Check each line of the listing, and copy it if it contains the word "right".

* BEGIN Task inputs *

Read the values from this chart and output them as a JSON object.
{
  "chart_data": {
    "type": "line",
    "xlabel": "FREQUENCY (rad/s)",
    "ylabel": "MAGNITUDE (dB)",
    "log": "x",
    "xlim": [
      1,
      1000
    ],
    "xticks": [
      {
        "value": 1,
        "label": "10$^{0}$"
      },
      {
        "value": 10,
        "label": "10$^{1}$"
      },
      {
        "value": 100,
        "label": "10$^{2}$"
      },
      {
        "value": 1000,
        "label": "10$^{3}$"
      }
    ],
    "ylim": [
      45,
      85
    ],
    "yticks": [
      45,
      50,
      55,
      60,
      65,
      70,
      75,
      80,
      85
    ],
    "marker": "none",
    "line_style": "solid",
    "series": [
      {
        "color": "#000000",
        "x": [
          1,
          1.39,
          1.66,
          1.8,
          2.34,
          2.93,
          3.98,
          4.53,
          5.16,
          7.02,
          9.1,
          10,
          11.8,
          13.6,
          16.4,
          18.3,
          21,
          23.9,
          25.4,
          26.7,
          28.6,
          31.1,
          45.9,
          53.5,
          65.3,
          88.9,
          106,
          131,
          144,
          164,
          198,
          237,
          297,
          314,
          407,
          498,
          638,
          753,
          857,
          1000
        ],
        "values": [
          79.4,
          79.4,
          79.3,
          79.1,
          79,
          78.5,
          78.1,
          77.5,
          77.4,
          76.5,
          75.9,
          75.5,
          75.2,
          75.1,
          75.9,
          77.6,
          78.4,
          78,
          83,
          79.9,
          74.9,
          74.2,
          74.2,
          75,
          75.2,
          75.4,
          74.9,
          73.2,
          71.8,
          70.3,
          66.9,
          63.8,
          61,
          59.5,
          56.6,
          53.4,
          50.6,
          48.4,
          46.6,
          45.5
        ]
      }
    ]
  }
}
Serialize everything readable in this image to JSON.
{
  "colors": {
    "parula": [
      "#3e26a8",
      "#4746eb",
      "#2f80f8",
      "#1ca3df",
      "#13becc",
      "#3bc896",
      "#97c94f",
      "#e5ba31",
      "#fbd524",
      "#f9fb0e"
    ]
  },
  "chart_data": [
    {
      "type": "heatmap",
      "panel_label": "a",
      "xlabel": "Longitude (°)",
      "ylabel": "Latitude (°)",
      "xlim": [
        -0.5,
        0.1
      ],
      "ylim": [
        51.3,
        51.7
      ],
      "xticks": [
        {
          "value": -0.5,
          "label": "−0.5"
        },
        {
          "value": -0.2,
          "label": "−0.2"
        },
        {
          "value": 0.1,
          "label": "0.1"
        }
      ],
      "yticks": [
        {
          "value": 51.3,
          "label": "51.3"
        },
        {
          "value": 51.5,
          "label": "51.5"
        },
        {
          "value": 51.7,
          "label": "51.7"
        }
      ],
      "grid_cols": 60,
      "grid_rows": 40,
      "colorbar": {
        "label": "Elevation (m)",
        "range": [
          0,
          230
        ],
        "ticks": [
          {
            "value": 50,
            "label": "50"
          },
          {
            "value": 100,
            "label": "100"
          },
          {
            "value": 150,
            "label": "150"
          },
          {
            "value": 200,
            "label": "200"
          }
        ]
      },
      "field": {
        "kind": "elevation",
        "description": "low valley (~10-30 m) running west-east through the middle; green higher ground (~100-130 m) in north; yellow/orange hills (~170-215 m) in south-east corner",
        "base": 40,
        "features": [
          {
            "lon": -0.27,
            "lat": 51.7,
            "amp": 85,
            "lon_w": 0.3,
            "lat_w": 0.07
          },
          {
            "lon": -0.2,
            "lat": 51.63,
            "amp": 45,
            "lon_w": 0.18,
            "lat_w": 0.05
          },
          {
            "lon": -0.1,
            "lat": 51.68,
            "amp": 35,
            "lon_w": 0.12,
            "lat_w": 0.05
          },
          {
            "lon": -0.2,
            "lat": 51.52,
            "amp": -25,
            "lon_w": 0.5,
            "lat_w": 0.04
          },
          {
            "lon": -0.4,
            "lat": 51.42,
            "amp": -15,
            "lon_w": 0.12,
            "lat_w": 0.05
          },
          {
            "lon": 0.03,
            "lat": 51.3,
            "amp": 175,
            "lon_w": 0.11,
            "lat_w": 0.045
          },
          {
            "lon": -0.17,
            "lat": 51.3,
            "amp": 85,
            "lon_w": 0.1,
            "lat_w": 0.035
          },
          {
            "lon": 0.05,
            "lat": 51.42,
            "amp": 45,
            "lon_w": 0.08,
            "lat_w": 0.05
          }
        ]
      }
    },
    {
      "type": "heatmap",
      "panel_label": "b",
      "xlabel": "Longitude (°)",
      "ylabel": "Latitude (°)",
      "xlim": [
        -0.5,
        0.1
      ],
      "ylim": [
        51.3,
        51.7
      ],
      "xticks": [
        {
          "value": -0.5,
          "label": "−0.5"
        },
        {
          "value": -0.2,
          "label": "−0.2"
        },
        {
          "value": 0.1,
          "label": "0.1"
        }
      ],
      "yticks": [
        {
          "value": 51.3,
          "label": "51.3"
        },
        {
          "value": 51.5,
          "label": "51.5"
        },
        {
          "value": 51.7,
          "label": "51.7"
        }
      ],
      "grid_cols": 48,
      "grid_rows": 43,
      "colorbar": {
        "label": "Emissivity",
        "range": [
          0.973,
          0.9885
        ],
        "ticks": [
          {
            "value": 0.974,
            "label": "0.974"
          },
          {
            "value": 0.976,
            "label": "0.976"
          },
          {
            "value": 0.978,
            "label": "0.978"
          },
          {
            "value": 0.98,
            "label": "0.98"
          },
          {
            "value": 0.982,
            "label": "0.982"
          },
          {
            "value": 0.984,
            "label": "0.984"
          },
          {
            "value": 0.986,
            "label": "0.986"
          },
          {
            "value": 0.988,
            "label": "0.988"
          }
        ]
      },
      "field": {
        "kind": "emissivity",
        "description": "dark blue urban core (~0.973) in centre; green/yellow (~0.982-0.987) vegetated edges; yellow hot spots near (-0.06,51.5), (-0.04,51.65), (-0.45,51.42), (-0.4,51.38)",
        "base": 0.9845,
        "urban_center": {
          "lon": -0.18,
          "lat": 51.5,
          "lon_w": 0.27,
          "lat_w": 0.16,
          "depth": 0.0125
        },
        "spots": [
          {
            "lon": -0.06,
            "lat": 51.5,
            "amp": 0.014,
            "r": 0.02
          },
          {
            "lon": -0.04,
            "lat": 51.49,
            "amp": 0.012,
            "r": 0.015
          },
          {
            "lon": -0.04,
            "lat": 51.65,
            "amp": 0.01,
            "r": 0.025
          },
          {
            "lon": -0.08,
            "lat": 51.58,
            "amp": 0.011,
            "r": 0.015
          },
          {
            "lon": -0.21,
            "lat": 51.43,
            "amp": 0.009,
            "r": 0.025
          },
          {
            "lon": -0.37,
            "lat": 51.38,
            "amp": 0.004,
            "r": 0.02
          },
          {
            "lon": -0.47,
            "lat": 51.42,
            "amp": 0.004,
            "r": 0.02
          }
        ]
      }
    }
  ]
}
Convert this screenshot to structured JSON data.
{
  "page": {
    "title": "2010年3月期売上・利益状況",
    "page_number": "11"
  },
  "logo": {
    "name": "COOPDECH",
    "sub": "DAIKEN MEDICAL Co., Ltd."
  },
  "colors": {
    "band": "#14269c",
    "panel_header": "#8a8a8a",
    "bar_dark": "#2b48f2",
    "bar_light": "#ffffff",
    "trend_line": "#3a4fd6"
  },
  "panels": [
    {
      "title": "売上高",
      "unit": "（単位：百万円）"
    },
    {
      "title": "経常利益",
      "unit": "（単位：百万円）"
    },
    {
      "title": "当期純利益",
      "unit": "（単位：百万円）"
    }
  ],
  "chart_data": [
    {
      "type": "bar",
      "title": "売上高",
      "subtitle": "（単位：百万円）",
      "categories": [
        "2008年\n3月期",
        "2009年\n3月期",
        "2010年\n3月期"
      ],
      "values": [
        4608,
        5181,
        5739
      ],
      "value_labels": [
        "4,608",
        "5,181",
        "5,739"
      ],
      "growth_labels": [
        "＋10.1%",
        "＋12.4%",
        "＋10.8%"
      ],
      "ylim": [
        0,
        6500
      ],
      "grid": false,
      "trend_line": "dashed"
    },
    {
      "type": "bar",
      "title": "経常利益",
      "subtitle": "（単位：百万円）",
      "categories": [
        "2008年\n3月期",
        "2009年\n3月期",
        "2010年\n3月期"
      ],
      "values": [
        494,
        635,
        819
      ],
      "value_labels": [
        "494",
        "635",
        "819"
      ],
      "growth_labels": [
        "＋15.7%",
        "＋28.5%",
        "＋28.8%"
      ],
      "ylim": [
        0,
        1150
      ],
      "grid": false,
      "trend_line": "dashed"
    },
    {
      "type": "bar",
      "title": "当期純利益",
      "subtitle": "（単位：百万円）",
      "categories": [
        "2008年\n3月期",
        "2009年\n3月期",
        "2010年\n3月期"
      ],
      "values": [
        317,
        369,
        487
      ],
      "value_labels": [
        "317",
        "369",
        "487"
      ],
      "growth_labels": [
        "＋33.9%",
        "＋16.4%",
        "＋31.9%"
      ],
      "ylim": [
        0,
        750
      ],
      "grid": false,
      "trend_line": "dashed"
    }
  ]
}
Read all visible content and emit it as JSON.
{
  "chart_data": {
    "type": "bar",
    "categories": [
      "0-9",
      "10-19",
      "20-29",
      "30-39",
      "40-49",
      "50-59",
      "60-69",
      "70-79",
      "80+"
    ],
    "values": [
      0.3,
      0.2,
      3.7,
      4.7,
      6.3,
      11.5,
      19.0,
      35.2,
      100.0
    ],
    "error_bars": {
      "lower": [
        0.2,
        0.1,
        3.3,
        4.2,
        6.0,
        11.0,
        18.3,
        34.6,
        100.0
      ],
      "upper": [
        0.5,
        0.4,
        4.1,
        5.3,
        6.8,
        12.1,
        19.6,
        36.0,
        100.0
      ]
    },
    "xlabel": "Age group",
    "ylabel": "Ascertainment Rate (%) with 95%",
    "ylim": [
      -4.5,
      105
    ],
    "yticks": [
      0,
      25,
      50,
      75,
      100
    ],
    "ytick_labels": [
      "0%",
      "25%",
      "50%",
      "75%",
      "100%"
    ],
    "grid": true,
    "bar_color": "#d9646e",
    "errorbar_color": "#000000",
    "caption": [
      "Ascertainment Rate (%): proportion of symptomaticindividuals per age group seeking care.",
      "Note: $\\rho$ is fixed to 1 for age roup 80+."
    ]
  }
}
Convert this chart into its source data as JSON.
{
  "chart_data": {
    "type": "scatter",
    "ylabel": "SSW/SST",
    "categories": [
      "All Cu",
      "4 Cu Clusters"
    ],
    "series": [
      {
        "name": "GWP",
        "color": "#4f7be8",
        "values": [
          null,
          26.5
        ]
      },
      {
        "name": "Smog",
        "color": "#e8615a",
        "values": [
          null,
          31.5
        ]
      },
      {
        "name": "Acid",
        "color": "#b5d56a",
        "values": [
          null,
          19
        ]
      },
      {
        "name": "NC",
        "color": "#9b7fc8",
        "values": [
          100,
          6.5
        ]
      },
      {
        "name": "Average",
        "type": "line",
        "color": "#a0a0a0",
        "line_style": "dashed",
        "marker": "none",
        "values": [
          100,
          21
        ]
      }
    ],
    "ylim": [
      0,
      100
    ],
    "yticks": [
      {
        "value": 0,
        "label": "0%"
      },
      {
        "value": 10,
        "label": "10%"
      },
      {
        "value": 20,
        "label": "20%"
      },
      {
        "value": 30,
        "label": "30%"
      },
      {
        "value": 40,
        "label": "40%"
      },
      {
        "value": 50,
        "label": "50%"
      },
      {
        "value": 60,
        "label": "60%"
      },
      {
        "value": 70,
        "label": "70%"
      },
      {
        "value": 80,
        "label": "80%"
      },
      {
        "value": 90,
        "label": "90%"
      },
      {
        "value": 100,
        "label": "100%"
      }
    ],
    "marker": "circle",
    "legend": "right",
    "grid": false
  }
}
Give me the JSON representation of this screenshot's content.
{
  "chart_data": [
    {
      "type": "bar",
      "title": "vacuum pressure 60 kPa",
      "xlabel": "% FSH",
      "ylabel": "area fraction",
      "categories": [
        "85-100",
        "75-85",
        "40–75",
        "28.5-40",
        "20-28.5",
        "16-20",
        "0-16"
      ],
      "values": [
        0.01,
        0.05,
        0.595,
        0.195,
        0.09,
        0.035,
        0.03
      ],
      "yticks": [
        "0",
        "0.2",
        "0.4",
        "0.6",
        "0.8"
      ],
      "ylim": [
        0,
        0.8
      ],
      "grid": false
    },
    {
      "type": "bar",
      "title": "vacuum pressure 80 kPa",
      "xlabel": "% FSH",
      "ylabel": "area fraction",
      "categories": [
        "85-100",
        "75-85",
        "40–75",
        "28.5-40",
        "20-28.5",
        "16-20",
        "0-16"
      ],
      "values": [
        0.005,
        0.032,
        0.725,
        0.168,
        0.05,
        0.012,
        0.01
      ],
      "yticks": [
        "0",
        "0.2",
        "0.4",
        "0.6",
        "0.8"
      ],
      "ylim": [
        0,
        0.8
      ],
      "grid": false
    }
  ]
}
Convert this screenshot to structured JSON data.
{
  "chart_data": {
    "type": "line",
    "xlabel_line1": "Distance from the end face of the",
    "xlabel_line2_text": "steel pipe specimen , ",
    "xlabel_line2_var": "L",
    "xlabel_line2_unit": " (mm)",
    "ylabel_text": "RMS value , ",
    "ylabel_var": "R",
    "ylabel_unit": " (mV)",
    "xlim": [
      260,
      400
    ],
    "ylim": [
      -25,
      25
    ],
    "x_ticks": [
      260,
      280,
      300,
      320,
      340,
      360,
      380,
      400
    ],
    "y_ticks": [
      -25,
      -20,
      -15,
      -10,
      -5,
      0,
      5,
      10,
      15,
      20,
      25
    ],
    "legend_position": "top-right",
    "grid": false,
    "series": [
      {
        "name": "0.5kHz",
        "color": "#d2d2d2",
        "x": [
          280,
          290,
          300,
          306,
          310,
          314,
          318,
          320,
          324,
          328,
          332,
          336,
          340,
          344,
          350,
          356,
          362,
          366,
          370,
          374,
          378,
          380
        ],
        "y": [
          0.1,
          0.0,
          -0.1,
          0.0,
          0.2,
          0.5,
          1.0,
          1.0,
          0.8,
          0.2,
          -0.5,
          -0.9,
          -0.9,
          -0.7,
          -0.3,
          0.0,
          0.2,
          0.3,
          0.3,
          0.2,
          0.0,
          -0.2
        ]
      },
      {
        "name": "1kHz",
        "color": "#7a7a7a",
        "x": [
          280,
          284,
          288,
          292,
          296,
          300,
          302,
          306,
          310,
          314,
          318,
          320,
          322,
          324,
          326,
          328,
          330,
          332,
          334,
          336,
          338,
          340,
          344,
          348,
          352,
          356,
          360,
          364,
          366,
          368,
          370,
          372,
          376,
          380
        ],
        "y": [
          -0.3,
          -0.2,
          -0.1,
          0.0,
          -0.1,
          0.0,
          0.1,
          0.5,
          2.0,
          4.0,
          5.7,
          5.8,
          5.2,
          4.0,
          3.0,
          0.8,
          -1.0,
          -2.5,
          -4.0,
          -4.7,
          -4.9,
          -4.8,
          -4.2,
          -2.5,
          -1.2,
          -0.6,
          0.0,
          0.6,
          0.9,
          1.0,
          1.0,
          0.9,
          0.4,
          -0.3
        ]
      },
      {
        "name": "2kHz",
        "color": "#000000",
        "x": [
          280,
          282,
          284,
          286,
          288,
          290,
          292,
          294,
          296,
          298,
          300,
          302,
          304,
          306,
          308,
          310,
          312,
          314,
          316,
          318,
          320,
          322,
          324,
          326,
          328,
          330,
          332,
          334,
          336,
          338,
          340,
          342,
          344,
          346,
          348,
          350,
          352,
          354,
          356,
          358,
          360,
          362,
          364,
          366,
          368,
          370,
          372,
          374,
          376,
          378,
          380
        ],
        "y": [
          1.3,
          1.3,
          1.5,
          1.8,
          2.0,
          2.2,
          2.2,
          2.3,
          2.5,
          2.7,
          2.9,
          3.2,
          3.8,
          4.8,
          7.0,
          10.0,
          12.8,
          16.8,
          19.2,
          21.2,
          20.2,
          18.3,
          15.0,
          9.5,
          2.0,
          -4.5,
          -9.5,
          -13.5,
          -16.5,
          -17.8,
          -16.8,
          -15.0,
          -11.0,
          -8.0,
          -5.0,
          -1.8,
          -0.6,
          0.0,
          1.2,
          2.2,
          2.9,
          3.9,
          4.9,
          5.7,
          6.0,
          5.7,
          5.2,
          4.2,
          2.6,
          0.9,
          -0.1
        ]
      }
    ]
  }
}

* END Task inputs *

The answer.
    "legend": "right",
    "legend_position": "top-right",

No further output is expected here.